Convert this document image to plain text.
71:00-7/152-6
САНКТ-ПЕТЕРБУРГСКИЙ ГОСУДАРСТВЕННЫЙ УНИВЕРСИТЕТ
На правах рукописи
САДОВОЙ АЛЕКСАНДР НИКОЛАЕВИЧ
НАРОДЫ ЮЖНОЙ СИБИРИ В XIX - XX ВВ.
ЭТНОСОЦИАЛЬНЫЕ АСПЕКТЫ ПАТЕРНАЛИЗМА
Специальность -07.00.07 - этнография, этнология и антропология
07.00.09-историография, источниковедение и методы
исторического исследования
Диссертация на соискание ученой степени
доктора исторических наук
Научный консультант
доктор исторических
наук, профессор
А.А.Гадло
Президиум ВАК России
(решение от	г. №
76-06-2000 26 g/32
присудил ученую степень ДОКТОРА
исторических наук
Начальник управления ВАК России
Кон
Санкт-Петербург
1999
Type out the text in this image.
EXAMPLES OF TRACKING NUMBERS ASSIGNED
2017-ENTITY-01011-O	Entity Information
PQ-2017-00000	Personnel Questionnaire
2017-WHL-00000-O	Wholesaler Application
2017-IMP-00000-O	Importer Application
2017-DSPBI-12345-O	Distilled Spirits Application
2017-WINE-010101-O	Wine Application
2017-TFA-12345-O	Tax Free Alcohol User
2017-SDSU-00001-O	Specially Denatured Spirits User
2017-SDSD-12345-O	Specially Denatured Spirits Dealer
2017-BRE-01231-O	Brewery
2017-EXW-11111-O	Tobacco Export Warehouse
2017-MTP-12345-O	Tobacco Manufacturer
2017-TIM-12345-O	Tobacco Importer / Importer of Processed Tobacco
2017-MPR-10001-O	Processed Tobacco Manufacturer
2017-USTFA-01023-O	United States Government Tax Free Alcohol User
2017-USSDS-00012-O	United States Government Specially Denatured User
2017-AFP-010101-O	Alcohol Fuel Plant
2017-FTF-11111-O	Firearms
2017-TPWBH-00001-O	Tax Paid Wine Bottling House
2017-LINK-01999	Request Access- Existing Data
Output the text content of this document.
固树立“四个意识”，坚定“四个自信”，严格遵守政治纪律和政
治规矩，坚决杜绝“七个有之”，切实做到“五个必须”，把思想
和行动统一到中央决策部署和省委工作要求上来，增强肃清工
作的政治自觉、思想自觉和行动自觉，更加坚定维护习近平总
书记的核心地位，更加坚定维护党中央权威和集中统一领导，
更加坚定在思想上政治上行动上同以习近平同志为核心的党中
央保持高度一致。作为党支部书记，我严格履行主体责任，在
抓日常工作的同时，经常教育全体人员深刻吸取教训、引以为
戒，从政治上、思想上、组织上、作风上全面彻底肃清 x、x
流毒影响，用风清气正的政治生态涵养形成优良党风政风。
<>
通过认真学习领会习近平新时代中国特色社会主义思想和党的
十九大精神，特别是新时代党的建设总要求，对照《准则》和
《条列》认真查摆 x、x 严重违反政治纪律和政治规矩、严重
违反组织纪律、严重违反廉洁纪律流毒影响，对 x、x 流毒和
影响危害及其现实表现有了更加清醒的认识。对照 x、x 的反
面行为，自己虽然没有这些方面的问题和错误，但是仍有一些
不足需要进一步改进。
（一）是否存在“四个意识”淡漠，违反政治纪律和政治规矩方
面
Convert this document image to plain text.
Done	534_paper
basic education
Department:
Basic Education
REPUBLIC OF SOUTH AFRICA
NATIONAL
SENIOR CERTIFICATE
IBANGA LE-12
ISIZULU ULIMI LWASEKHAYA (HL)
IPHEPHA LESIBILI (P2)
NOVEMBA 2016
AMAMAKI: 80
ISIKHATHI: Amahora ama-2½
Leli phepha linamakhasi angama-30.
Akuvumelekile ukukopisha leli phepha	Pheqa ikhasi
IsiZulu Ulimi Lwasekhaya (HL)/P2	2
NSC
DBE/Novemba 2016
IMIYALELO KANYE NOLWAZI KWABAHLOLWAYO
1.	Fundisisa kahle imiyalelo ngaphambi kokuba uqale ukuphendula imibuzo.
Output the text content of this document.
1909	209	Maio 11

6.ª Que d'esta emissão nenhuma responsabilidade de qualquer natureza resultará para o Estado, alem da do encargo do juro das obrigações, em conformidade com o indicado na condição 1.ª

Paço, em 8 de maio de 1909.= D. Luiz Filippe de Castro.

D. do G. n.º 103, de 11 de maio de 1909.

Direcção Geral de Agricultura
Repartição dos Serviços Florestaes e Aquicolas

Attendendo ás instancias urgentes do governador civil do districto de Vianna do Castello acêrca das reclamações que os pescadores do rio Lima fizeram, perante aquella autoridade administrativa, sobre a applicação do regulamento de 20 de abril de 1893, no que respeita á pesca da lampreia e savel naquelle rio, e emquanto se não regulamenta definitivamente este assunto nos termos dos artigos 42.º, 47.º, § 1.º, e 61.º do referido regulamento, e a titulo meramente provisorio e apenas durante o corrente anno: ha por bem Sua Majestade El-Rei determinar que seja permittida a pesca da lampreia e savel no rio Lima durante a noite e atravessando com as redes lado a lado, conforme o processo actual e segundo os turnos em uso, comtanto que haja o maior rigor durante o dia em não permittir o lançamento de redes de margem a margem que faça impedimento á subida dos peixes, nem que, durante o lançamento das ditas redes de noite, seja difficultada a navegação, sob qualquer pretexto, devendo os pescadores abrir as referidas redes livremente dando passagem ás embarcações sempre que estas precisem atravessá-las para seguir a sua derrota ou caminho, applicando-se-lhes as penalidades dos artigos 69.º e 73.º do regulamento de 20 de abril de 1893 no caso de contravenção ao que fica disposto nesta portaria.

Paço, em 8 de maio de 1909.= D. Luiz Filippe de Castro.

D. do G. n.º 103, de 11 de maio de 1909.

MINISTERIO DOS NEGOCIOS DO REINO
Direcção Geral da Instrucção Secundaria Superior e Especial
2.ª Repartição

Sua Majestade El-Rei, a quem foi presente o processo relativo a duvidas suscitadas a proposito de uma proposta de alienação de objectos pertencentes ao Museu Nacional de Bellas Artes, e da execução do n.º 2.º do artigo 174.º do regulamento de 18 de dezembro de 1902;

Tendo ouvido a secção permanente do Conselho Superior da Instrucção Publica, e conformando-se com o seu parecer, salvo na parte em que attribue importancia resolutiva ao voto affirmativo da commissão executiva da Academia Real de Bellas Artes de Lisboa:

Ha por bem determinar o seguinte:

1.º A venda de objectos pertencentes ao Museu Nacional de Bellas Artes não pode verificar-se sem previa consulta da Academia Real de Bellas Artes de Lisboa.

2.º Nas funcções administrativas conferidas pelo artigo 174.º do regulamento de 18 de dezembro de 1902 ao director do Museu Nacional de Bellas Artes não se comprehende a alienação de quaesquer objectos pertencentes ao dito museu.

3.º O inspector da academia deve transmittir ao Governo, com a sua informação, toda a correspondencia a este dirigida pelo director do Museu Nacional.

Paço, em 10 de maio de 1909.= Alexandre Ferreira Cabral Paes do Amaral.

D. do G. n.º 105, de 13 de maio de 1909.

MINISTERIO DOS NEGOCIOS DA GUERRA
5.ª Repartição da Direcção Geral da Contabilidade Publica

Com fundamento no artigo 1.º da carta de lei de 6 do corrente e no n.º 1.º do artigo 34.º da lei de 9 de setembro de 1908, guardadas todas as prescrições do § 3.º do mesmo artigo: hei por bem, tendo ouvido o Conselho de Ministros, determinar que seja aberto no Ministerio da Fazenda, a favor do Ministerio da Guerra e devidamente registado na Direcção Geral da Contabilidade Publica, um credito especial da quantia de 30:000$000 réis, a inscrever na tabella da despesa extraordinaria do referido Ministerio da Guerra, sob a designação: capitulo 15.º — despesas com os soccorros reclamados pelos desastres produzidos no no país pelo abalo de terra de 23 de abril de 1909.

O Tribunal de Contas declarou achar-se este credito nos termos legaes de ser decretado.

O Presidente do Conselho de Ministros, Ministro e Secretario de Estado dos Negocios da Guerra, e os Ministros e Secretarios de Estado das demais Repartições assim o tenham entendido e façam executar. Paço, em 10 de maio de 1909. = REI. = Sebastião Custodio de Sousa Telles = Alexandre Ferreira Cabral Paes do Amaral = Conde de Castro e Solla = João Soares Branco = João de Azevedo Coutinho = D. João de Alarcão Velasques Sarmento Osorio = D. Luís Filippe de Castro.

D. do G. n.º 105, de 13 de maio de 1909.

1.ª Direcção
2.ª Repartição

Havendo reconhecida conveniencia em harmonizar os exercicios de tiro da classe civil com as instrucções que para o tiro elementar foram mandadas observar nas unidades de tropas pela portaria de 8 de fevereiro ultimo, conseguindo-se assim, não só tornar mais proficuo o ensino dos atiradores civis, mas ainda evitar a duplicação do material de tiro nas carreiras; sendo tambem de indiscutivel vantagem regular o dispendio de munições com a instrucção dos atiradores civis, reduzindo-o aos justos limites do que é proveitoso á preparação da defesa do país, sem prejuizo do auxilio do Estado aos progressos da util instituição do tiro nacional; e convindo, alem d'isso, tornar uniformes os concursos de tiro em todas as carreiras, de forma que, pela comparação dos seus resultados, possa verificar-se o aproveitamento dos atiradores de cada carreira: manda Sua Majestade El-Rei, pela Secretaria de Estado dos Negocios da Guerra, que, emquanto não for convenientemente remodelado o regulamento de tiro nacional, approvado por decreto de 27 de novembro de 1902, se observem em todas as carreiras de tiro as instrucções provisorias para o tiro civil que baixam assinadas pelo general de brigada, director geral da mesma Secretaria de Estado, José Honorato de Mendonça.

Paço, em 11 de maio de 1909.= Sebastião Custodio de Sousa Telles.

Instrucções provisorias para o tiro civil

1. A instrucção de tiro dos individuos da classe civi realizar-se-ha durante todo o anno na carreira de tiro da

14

● Task brief
Please list every line of the records that contains "Specially".

● Complete answer
2017-SDSU-00001-O	Specially Denatured Spirits User
2017-SDSD-12345-O	Specially Denatured Spirits Dealer
2017-USSDS-00012-O	United States Government Specially Denatured User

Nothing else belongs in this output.